ARTIKEL:
########################################

De aanvragen zullen ter goedkeuring voorgelegd worden aan de Minister voor Ontwikkelingssamenwerking. Indien op eenzelfde dag ingediende aanvragen in geval van verlening van de gevraagde subsidie overuitputting van het subsidieplafond zouden doen ontstaan, zullen de beschikbare gelden naar rato worden verdeeld.

VII. Subsidievaststelling, betalingen en voorschotten
De subsidie wordt per resultaat vastgesteld op basis van behaalde resultaten, zoals in de subsidieverlening omschreven.

Voor de totale projectkosten kan een eerste voorschot verleend worden van 20% van de toegewezen subsidie. Voor de aanschaf van hardware kan in drie tranches een (voorlopige) betaling worden verkregen. Een eerste voorschot van 30% van het betreffende subsidiebedrag kan worden aangevraagd  na overhandiging van de definitieve orderbevestiging. Een tweede voorschot van 50% van het betreffende subsidiebedrag kan worden aangevraagd na overhandiging van de factuur en een bewijs van levering. De laatste 20% wordt uitbetaald nadat de subsidie is vastgesteld indien van toepassing onder verrekening van reeds betaalde voorschotten.

########################################

FRAGMENT GEGEVENSSET:
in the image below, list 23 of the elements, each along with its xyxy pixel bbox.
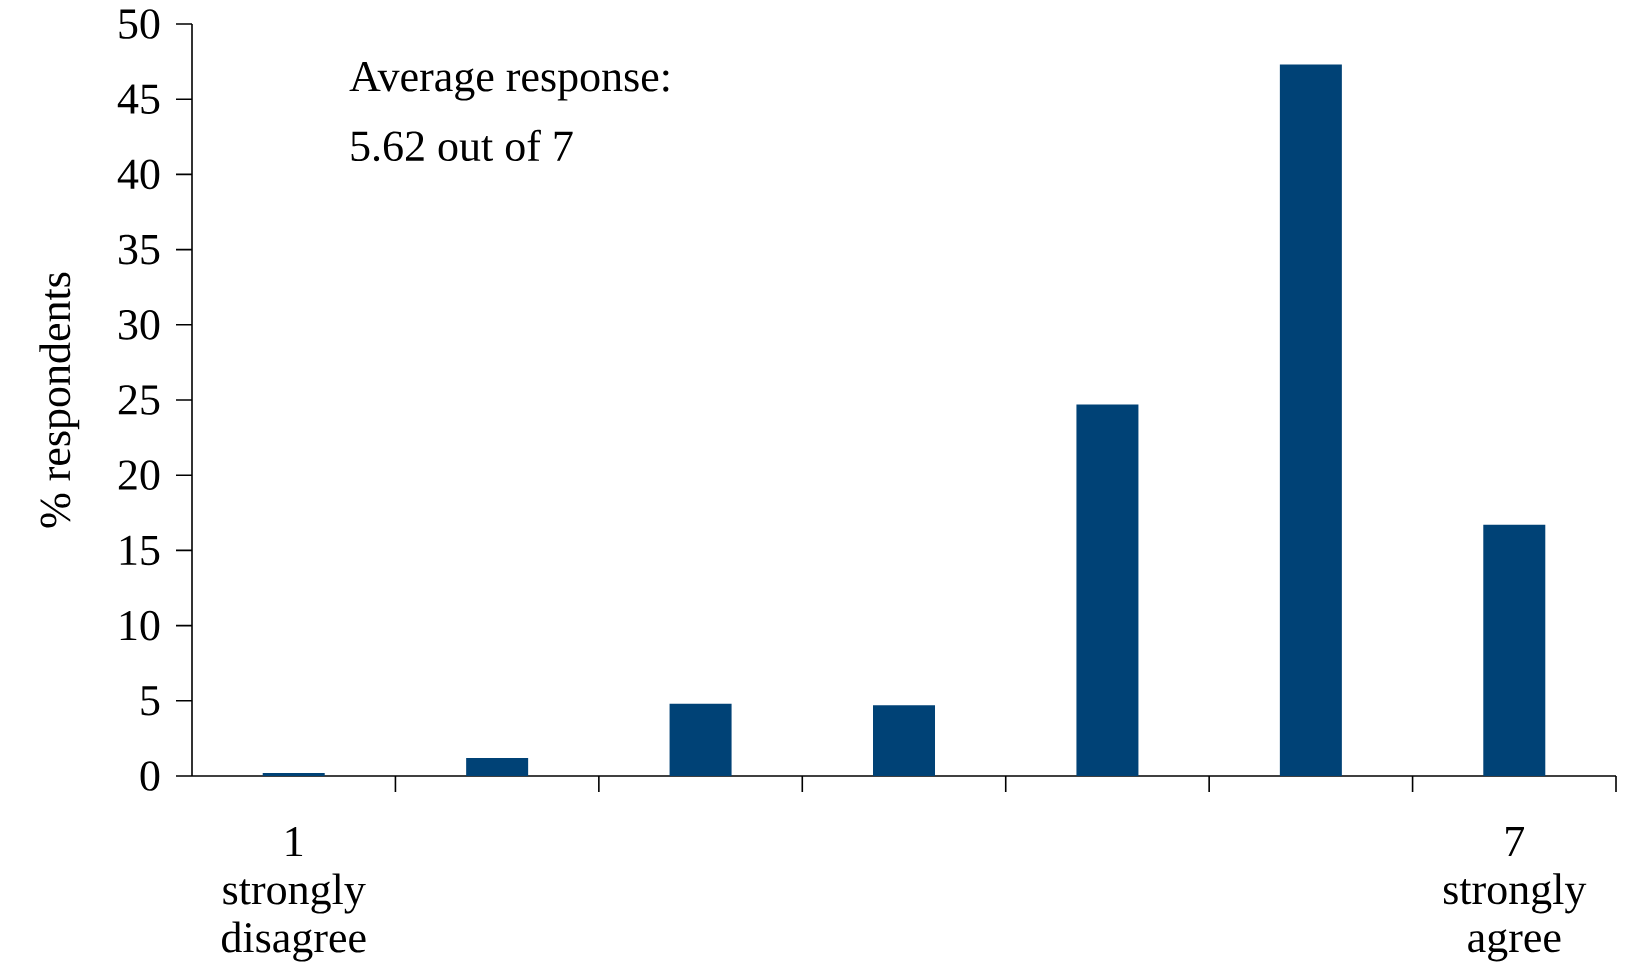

########################################

DE OPDRACHT: Kun je uit het artikel over de subsidie alles vanaf "Voor de totale" tot en met "reeds betaalde voorschotten." woord voor woord herhalen? De lijst speelt hierbij geen enkele rol.

UITWERKING:
Voor de totale projectkosten kan een eerste voorschot verleend worden van 20% van de toegewezen subsidie. Voor de aanschaf van hardware kan in drie tranches een (voorlopige) betaling worden verkregen. Een eerste voorschot van 30% van het betreffende subsidiebedrag kan worden aangevraagd  na overhandiging van de definitieve orderbevestiging. Een tweede voorschot van 50% van het betreffende subsidiebedrag kan worden aangevraagd na overhandiging van de factuur en een bewijs van levering. De laatste 20% wordt uitbetaald nadat de subsidie is vastgesteld indien van toepassing onder verrekening van reeds betaalde voorschotten.